_EXERCISE INSTRUCTIONS_
Give back the full material, exactly as it reads.

Stored items:

┌──

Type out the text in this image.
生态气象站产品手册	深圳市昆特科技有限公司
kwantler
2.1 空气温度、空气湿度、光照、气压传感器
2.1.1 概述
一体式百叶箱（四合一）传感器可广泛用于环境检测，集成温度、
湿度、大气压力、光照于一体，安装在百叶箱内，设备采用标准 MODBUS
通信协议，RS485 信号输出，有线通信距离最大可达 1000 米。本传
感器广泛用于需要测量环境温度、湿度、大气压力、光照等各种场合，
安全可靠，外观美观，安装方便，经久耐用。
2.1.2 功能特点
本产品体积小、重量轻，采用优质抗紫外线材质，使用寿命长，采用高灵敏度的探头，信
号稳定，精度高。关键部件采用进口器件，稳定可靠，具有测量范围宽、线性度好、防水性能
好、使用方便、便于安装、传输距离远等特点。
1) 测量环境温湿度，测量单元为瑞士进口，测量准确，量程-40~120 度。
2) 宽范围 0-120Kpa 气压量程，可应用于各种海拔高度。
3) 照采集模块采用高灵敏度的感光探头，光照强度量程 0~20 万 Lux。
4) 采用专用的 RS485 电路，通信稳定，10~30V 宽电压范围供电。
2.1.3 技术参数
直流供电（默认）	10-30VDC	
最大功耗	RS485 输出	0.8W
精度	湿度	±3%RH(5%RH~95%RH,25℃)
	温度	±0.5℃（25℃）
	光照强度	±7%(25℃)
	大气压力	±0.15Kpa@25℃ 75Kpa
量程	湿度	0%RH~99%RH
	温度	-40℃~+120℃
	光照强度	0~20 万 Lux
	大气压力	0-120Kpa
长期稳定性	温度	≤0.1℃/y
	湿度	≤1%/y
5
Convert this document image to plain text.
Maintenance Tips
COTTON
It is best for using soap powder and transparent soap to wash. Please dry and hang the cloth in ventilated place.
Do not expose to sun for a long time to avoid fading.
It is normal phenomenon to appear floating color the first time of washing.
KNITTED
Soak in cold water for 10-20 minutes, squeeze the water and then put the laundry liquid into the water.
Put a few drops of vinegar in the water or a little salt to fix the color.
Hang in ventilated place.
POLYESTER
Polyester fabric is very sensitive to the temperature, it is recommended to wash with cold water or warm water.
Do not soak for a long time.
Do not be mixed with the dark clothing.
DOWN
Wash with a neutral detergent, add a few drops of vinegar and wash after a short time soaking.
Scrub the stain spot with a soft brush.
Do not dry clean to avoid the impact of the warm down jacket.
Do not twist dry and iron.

└──

_ANSWER IN FULL_
Type out the text in this image.
生态气象站产品手册	深圳市昆特科技有限公司
kwantler
2.1 空气温度、空气湿度、光照、气压传感器
2.1.1 概述
一体式百叶箱（四合一）传感器可广泛用于环境检测，集成温度、
湿度、大气压力、光照于一体，安装在百叶箱内，设备采用标准 MODBUS
通信协议，RS485 信号输出，有线通信距离最大可达 1000 米。本传
感器广泛用于需要测量环境温度、湿度、大气压力、光照等各种场合，
安全可靠，外观美观，安装方便，经久耐用。
2.1.2 功能特点
本产品体积小、重量轻，采用优质抗紫外线材质，使用寿命长，采用高灵敏度的探头，信
号稳定，精度高。关键部件采用进口器件，稳定可靠，具有测量范围宽、线性度好、防水性能
好、使用方便、便于安装、传输距离远等特点。
1) 测量环境温湿度，测量单元为瑞士进口，测量准确，量程-40~120 度。
2) 宽范围 0-120Kpa 气压量程，可应用于各种海拔高度。
3) 照采集模块采用高灵敏度的感光探头，光照强度量程 0~20 万 Lux。
4) 采用专用的 RS485 电路，通信稳定，10~30V 宽电压范围供电。
2.1.3 技术参数
直流供电（默认）	10-30VDC	
最大功耗	RS485 输出	0.8W
精度	湿度	±3%RH(5%RH~95%RH,25℃)
	温度	±0.5℃（25℃）
	光照强度	±7%(25℃)
	大气压力	±0.15Kpa@25℃ 75Kpa
量程	湿度	0%RH~99%RH
	温度	-40℃~+120℃
	光照强度	0~20 万 Lux
	大气压力	0-120Kpa
长期稳定性	温度	≤0.1℃/y
	湿度	≤1%/y
5
Convert this document image to plain text.
Maintenance Tips
COTTON
It is best for using soap powder and transparent soap to wash. Please dry and hang the cloth in ventilated place.
Do not expose to sun for a long time to avoid fading.
It is normal phenomenon to appear floating color the first time of washing.
KNITTED
Soak in cold water for 10-20 minutes, squeeze the water and then put the laundry liquid into the water.
Put a few drops of vinegar in the water or a little salt to fix the color.
Hang in ventilated place.
POLYESTER
Polyester fabric is very sensitive to the temperature, it is recommended to wash with cold water or warm water.
Do not soak for a long time.
Do not be mixed with the dark clothing.
DOWN
Wash with a neutral detergent, add a few drops of vinegar and wash after a short time soaking.
Scrub the stain spot with a soft brush.
Do not dry clean to avoid the impact of the warm down jacket.
Do not twist dry and iron.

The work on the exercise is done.